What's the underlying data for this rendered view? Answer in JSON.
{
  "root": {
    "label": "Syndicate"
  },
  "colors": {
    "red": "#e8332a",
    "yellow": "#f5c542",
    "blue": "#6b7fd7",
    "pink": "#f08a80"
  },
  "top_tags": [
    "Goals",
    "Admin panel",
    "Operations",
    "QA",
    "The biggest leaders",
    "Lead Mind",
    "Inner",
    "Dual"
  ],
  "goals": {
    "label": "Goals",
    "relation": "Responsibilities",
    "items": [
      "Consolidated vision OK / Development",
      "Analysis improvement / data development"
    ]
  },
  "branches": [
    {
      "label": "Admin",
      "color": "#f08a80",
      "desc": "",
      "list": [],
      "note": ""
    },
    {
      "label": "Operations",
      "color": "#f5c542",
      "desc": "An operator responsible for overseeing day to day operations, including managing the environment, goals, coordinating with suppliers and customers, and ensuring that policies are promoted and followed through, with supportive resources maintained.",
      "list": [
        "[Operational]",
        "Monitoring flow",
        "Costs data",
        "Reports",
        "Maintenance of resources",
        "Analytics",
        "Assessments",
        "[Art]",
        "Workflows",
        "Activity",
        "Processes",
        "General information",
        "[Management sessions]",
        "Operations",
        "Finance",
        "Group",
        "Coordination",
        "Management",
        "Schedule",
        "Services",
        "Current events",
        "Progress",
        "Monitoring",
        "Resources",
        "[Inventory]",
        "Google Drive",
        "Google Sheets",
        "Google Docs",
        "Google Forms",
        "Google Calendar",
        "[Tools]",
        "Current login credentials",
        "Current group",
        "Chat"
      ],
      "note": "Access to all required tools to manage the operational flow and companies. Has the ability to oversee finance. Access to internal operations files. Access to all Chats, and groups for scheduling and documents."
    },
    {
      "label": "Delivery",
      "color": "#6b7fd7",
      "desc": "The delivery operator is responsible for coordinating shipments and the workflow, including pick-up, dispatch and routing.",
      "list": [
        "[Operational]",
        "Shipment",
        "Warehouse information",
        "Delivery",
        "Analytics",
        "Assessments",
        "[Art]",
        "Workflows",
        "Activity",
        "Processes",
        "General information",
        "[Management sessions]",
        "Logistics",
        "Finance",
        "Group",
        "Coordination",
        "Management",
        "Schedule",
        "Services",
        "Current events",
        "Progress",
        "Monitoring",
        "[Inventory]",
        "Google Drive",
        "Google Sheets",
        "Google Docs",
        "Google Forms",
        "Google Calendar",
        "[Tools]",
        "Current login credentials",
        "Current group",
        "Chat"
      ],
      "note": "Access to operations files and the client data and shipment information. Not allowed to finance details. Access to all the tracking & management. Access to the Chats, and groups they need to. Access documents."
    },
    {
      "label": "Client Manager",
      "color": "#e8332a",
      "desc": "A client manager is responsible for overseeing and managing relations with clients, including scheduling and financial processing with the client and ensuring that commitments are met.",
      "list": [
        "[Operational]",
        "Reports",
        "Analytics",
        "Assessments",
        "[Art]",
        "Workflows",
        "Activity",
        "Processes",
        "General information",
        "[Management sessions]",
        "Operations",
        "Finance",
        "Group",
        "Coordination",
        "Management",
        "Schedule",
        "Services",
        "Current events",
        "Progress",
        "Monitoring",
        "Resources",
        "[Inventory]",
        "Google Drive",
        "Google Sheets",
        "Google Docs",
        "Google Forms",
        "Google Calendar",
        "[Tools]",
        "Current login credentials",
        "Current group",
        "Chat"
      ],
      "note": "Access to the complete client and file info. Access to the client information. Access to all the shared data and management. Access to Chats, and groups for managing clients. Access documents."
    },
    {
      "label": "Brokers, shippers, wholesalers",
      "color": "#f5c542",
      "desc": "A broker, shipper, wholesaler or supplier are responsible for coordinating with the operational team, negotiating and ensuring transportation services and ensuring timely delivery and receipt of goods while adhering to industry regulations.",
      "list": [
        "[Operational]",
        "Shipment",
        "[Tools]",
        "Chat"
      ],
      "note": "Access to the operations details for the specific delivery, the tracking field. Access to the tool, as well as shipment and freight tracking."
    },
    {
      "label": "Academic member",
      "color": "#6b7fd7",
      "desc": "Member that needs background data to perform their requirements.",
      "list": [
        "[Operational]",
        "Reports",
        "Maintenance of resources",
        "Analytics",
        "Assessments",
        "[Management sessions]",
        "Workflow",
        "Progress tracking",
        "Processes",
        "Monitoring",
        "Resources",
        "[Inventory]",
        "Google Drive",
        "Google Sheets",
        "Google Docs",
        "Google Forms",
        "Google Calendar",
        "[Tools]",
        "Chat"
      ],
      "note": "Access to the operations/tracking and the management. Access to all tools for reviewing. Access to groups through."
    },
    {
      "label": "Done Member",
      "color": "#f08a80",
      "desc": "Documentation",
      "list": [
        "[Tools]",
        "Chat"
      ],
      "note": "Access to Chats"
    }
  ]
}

○ ○ ○ ○ ○

*WHAT IS ASKED*
Repeat all of the records above exactly as written.

*RESULT FOR THIS TASK*
What's the underlying data for this rendered view? Answer in JSON.
{
  "root": {
    "label": "Syndicate"
  },
  "colors": {
    "red": "#e8332a",
    "yellow": "#f5c542",
    "blue": "#6b7fd7",
    "pink": "#f08a80"
  },
  "top_tags": [
    "Goals",
    "Admin panel",
    "Operations",
    "QA",
    "The biggest leaders",
    "Lead Mind",
    "Inner",
    "Dual"
  ],
  "goals": {
    "label": "Goals",
    "relation": "Responsibilities",
    "items": [
      "Consolidated vision OK / Development",
      "Analysis improvement / data development"
    ]
  },
  "branches": [
    {
      "label": "Admin",
      "color": "#f08a80",
      "desc": "",
      "list": [],
      "note": ""
    },
    {
      "label": "Operations",
      "color": "#f5c542",
      "desc": "An operator responsible for overseeing day to day operations, including managing the environment, goals, coordinating with suppliers and customers, and ensuring that policies are promoted and followed through, with supportive resources maintained.",
      "list": [
        "[Operational]",
        "Monitoring flow",
        "Costs data",
        "Reports",
        "Maintenance of resources",
        "Analytics",
        "Assessments",
        "[Art]",
        "Workflows",
        "Activity",
        "Processes",
        "General information",
        "[Management sessions]",
        "Operations",
        "Finance",
        "Group",
        "Coordination",
        "Management",
        "Schedule",
        "Services",
        "Current events",
        "Progress",
        "Monitoring",
        "Resources",
        "[Inventory]",
        "Google Drive",
        "Google Sheets",
        "Google Docs",
        "Google Forms",
        "Google Calendar",
        "[Tools]",
        "Current login credentials",
        "Current group",
        "Chat"
      ],
      "note": "Access to all required tools to manage the operational flow and companies. Has the ability to oversee finance. Access to internal operations files. Access to all Chats, and groups for scheduling and documents."
    },
    {
      "label": "Delivery",
      "color": "#6b7fd7",
      "desc": "The delivery operator is responsible for coordinating shipments and the workflow, including pick-up, dispatch and routing.",
      "list": [
        "[Operational]",
        "Shipment",
        "Warehouse information",
        "Delivery",
        "Analytics",
        "Assessments",
        "[Art]",
        "Workflows",
        "Activity",
        "Processes",
        "General information",
        "[Management sessions]",
        "Logistics",
        "Finance",
        "Group",
        "Coordination",
        "Management",
        "Schedule",
        "Services",
        "Current events",
        "Progress",
        "Monitoring",
        "[Inventory]",
        "Google Drive",
        "Google Sheets",
        "Google Docs",
        "Google Forms",
        "Google Calendar",
        "[Tools]",
        "Current login credentials",
        "Current group",
        "Chat"
      ],
      "note": "Access to operations files and the client data and shipment information. Not allowed to finance details. Access to all the tracking & management. Access to the Chats, and groups they need to. Access documents."
    },
    {
      "label": "Client Manager",
      "color": "#e8332a",
      "desc": "A client manager is responsible for overseeing and managing relations with clients, including scheduling and financial processing with the client and ensuring that commitments are met.",
      "list": [
        "[Operational]",
        "Reports",
        "Analytics",
        "Assessments",
        "[Art]",
        "Workflows",
        "Activity",
        "Processes",
        "General information",
        "[Management sessions]",
        "Operations",
        "Finance",
        "Group",
        "Coordination",
        "Management",
        "Schedule",
        "Services",
        "Current events",
        "Progress",
        "Monitoring",
        "Resources",
        "[Inventory]",
        "Google Drive",
        "Google Sheets",
        "Google Docs",
        "Google Forms",
        "Google Calendar",
        "[Tools]",
        "Current login credentials",
        "Current group",
        "Chat"
      ],
      "note": "Access to the complete client and file info. Access to the client information. Access to all the shared data and management. Access to Chats, and groups for managing clients. Access documents."
    },
    {
      "label": "Brokers, shippers, wholesalers",
      "color": "#f5c542",
      "desc": "A broker, shipper, wholesaler or supplier are responsible for coordinating with the operational team, negotiating and ensuring transportation services and ensuring timely delivery and receipt of goods while adhering to industry regulations.",
      "list": [
        "[Operational]",
        "Shipment",
        "[Tools]",
        "Chat"
      ],
      "note": "Access to the operations details for the specific delivery, the tracking field. Access to the tool, as well as shipment and freight tracking."
    },
    {
      "label": "Academic member",
      "color": "#6b7fd7",
      "desc": "Member that needs background data to perform their requirements.",
      "list": [
        "[Operational]",
        "Reports",
        "Maintenance of resources",
        "Analytics",
        "Assessments",
        "[Management sessions]",
        "Workflow",
        "Progress tracking",
        "Processes",
        "Monitoring",
        "Resources",
        "[Inventory]",
        "Google Drive",
        "Google Sheets",
        "Google Docs",
        "Google Forms",
        "Google Calendar",
        "[Tools]",
        "Chat"
      ],
      "note": "Access to the operations/tracking and the management. Access to all tools for reviewing. Access to groups through."
    },
    {
      "label": "Done Member",
      "color": "#f08a80",
      "desc": "Documentation",
      "list": [
        "[Tools]",
        "Chat"
      ],
      "note": "Access to Chats"
    }
  ]
}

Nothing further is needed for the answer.